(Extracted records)
-- -- --

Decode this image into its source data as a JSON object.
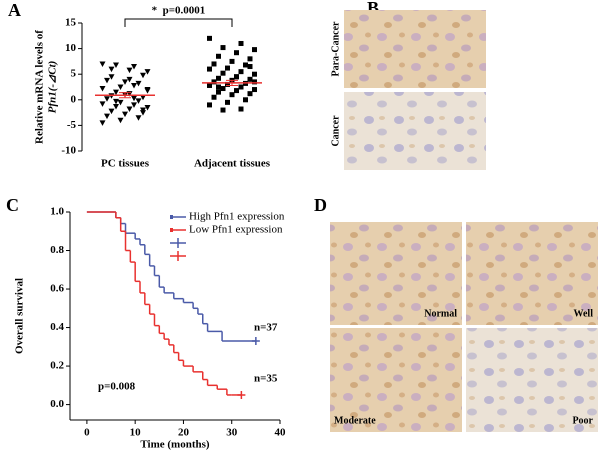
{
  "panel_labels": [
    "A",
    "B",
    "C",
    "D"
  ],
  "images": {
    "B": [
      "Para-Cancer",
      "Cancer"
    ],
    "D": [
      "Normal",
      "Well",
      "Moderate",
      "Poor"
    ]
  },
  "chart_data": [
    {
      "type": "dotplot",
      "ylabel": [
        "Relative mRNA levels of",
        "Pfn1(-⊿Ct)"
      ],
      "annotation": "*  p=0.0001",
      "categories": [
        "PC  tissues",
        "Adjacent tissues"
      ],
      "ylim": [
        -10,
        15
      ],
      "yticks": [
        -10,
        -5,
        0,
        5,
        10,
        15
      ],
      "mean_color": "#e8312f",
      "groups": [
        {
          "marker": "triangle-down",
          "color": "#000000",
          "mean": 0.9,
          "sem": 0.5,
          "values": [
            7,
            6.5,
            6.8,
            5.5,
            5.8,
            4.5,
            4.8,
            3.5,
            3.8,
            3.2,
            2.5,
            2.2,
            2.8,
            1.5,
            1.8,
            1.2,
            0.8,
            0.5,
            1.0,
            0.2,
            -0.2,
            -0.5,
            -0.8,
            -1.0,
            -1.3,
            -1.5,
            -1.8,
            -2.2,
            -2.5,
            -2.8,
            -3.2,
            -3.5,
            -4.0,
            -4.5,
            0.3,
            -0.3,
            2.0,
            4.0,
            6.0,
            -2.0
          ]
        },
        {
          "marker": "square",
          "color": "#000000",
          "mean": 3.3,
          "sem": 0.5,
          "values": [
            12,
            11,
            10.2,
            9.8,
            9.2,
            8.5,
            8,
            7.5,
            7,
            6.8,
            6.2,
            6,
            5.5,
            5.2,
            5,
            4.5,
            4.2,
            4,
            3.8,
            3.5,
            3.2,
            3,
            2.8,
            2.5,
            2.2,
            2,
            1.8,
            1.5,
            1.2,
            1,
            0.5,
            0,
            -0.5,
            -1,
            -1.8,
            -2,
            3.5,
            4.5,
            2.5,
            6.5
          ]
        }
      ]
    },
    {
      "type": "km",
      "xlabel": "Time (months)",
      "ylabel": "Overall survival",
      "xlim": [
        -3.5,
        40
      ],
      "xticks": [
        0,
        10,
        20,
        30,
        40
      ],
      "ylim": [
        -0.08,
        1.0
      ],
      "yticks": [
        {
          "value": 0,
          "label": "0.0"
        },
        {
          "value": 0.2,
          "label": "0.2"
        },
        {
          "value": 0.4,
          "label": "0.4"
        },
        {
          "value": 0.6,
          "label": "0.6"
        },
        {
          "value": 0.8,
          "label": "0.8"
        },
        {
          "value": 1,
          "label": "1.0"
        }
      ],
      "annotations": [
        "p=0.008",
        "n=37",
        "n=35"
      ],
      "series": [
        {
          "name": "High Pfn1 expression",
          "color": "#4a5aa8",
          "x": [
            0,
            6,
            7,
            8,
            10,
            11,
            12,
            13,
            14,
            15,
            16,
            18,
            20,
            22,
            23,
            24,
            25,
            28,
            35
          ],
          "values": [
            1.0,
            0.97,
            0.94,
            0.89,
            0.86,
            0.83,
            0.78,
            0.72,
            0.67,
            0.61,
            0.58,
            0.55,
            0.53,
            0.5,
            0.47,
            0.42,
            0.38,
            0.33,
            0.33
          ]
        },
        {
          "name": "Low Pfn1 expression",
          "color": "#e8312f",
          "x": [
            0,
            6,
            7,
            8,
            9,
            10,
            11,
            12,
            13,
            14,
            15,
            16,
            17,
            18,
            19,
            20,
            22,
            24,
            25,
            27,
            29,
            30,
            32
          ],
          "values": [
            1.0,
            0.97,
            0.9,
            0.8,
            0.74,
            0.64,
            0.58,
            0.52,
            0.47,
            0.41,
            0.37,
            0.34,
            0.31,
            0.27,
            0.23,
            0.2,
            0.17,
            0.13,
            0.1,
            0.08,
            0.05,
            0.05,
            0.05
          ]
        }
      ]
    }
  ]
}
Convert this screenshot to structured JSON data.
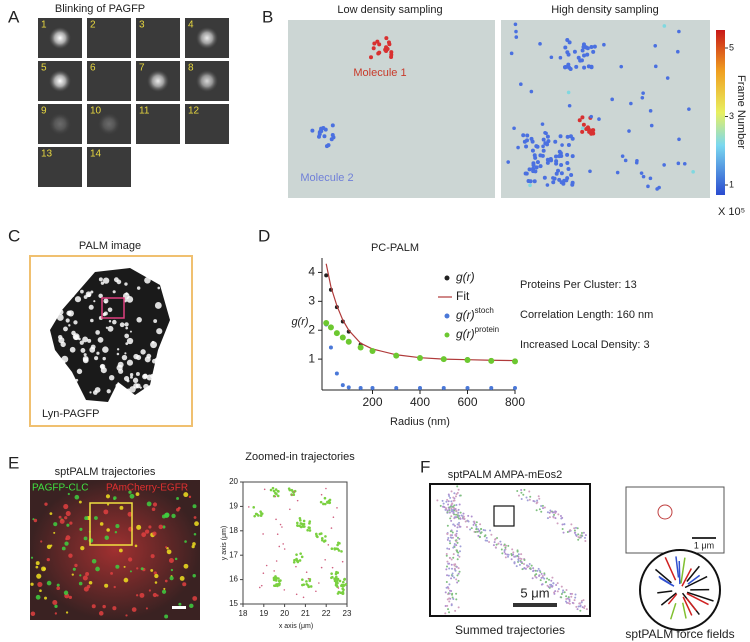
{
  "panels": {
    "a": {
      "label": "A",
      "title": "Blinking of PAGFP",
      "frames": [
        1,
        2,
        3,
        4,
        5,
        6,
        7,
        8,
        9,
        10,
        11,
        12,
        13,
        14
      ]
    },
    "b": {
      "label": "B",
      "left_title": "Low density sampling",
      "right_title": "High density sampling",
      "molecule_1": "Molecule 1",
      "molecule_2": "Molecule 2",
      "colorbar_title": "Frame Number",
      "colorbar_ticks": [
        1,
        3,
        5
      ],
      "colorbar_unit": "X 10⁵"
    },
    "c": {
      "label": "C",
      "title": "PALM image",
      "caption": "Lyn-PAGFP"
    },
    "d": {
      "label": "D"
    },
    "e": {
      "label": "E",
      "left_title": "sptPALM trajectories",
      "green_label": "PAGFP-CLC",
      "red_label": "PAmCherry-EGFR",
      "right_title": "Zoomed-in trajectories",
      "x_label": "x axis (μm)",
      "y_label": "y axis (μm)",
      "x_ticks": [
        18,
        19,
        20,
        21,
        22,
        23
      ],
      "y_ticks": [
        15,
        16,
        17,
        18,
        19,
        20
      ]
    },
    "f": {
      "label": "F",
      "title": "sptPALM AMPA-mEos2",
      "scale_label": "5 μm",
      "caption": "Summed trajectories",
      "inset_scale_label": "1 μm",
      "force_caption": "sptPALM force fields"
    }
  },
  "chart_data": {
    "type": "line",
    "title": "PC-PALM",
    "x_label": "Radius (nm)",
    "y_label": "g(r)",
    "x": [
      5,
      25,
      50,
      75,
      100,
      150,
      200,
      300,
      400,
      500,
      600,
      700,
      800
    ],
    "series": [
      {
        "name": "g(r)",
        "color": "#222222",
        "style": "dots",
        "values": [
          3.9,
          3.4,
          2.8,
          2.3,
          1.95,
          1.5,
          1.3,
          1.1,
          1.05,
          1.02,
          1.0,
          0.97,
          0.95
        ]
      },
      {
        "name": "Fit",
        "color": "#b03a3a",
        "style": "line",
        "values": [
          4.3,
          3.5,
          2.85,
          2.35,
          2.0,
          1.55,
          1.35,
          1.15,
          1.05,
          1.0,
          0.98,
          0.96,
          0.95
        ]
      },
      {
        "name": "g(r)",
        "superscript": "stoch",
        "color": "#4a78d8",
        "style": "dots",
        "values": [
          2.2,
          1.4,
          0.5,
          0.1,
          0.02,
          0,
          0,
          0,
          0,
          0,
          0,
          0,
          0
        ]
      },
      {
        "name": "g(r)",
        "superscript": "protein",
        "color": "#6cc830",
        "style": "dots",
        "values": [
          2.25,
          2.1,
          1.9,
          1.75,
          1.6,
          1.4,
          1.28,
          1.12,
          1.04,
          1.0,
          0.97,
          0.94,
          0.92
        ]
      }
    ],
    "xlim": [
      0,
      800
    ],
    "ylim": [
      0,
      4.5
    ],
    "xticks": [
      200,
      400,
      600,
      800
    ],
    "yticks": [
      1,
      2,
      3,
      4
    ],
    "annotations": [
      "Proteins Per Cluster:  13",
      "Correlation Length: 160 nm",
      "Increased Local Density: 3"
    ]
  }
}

-- -- --

### TO DO
When you copy the data above, keep each line exact and omit the pictures.

### EXERCISE RESPONSE
Decode this image into its source data as a JSON object.
{
  "panel_labels": [
    "A",
    "B",
    "C",
    "D"
  ],
  "images": {
    "B": [
      "Para-Cancer",
      "Cancer"
    ],
    "D": [
      "Normal",
      "Well",
      "Moderate",
      "Poor"
    ]
  },
  "chart_data": [
    {
      "type": "dotplot",
      "ylabel": [
        "Relative mRNA levels of",
        "Pfn1(-⊿Ct)"
      ],
      "annotation": "*  p=0.0001",
      "categories": [
        "PC  tissues",
        "Adjacent tissues"
      ],
      "ylim": [
        -10,
        15
      ],
      "yticks": [
        -10,
        -5,
        0,
        5,
        10,
        15
      ],
      "mean_color": "#e8312f",
      "groups": [
        {
          "marker": "triangle-down",
          "color": "#000000",
          "mean": 0.9,
          "sem": 0.5,
          "values": [
            7,
            6.5,
            6.8,
            5.5,
            5.8,
            4.5,
            4.8,
            3.5,
            3.8,
            3.2,
            2.5,
            2.2,
            2.8,
            1.5,
            1.8,
            1.2,
            0.8,
            0.5,
            1.0,
            0.2,
            -0.2,
            -0.5,
            -0.8,
            -1.0,
            -1.3,
            -1.5,
            -1.8,
            -2.2,
            -2.5,
            -2.8,
            -3.2,
            -3.5,
            -4.0,
            -4.5,
            0.3,
            -0.3,
            2.0,
            4.0,
            6.0,
            -2.0
          ]
        },
        {
          "marker": "square",
          "color": "#000000",
          "mean": 3.3,
          "sem": 0.5,
          "values": [
            12,
            11,
            10.2,
            9.8,
            9.2,
            8.5,
            8,
            7.5,
            7,
            6.8,
            6.2,
            6,
            5.5,
            5.2,
            5,
            4.5,
            4.2,
            4,
            3.8,
            3.5,
            3.2,
            3,
            2.8,
            2.5,
            2.2,
            2,
            1.8,
            1.5,
            1.2,
            1,
            0.5,
            0,
            -0.5,
            -1,
            -1.8,
            -2,
            3.5,
            4.5,
            2.5,
            6.5
          ]
        }
      ]
    },
    {
      "type": "km",
      "xlabel": "Time (months)",
      "ylabel": "Overall survival",
      "xlim": [
        -3.5,
        40
      ],
      "xticks": [
        0,
        10,
        20,
        30,
        40
      ],
      "ylim": [
        -0.08,
        1.0
      ],
      "yticks": [
        {
          "value": 0,
          "label": "0.0"
        },
        {
          "value": 0.2,
          "label": "0.2"
        },
        {
          "value": 0.4,
          "label": "0.4"
        },
        {
          "value": 0.6,
          "label": "0.6"
        },
        {
          "value": 0.8,
          "label": "0.8"
        },
        {
          "value": 1,
          "label": "1.0"
        }
      ],
      "annotations": [
        "p=0.008",
        "n=37",
        "n=35"
      ],
      "series": [
        {
          "name": "High Pfn1 expression",
          "color": "#4a5aa8",
          "x": [
            0,
            6,
            7,
            8,
            10,
            11,
            12,
            13,
            14,
            15,
            16,
            18,
            20,
            22,
            23,
            24,
            25,
            28,
            35
          ],
          "values": [
            1.0,
            0.97,
            0.94,
            0.89,
            0.86,
            0.83,
            0.78,
            0.72,
            0.67,
            0.61,
            0.58,
            0.55,
            0.53,
            0.5,
            0.47,
            0.42,
            0.38,
            0.33,
            0.33
          ]
        },
        {
          "name": "Low Pfn1 expression",
          "color": "#e8312f",
          "x": [
            0,
            6,
            7,
            8,
            9,
            10,
            11,
            12,
            13,
            14,
            15,
            16,
            17,
            18,
            19,
            20,
            22,
            24,
            25,
            27,
            29,
            30,
            32
          ],
          "values": [
            1.0,
            0.97,
            0.9,
            0.8,
            0.74,
            0.64,
            0.58,
            0.52,
            0.47,
            0.41,
            0.37,
            0.34,
            0.31,
            0.27,
            0.23,
            0.2,
            0.17,
            0.13,
            0.1,
            0.08,
            0.05,
            0.05,
            0.05
          ]
        }
      ]
    }
  ]
}
Convert this screenshot to structured JSON data.
{
  "panels": {
    "a": {
      "label": "A",
      "title": "Blinking of PAGFP",
      "frames": [
        1,
        2,
        3,
        4,
        5,
        6,
        7,
        8,
        9,
        10,
        11,
        12,
        13,
        14
      ]
    },
    "b": {
      "label": "B",
      "left_title": "Low density sampling",
      "right_title": "High density sampling",
      "molecule_1": "Molecule 1",
      "molecule_2": "Molecule 2",
      "colorbar_title": "Frame Number",
      "colorbar_ticks": [
        1,
        3,
        5
      ],
      "colorbar_unit": "X 10⁵"
    },
    "c": {
      "label": "C",
      "title": "PALM image",
      "caption": "Lyn-PAGFP"
    },
    "d": {
      "label": "D"
    },
    "e": {
      "label": "E",
      "left_title": "sptPALM trajectories",
      "green_label": "PAGFP-CLC",
      "red_label": "PAmCherry-EGFR",
      "right_title": "Zoomed-in trajectories",
      "x_label": "x axis (μm)",
      "y_label": "y axis (μm)",
      "x_ticks": [
        18,
        19,
        20,
        21,
        22,
        23
      ],
      "y_ticks": [
        15,
        16,
        17,
        18,
        19,
        20
      ]
    },
    "f": {
      "label": "F",
      "title": "sptPALM AMPA-mEos2",
      "scale_label": "5 μm",
      "caption": "Summed trajectories",
      "inset_scale_label": "1 μm",
      "force_caption": "sptPALM force fields"
    }
  },
  "chart_data": {
    "type": "line",
    "title": "PC-PALM",
    "x_label": "Radius (nm)",
    "y_label": "g(r)",
    "x": [
      5,
      25,
      50,
      75,
      100,
      150,
      200,
      300,
      400,
      500,
      600,
      700,
      800
    ],
    "series": [
      {
        "name": "g(r)",
        "color": "#222222",
        "style": "dots",
        "values": [
          3.9,
          3.4,
          2.8,
          2.3,
          1.95,
          1.5,
          1.3,
          1.1,
          1.05,
          1.02,
          1.0,
          0.97,
          0.95
        ]
      },
      {
        "name": "Fit",
        "color": "#b03a3a",
        "style": "line",
        "values": [
          4.3,
          3.5,
          2.85,
          2.35,
          2.0,
          1.55,
          1.35,
          1.15,
          1.05,
          1.0,
          0.98,
          0.96,
          0.95
        ]
      },
      {
        "name": "g(r)",
        "superscript": "stoch",
        "color": "#4a78d8",
        "style": "dots",
        "values": [
          2.2,
          1.4,
          0.5,
          0.1,
          0.02,
          0,
          0,
          0,
          0,
          0,
          0,
          0,
          0
        ]
      },
      {
        "name": "g(r)",
        "superscript": "protein",
        "color": "#6cc830",
        "style": "dots",
        "values": [
          2.25,
          2.1,
          1.9,
          1.75,
          1.6,
          1.4,
          1.28,
          1.12,
          1.04,
          1.0,
          0.97,
          0.94,
          0.92
        ]
      }
    ],
    "xlim": [
      0,
      800
    ],
    "ylim": [
      0,
      4.5
    ],
    "xticks": [
      200,
      400,
      600,
      800
    ],
    "yticks": [
      1,
      2,
      3,
      4
    ],
    "annotations": [
      "Proteins Per Cluster:  13",
      "Correlation Length: 160 nm",
      "Increased Local Density: 3"
    ]
  }
}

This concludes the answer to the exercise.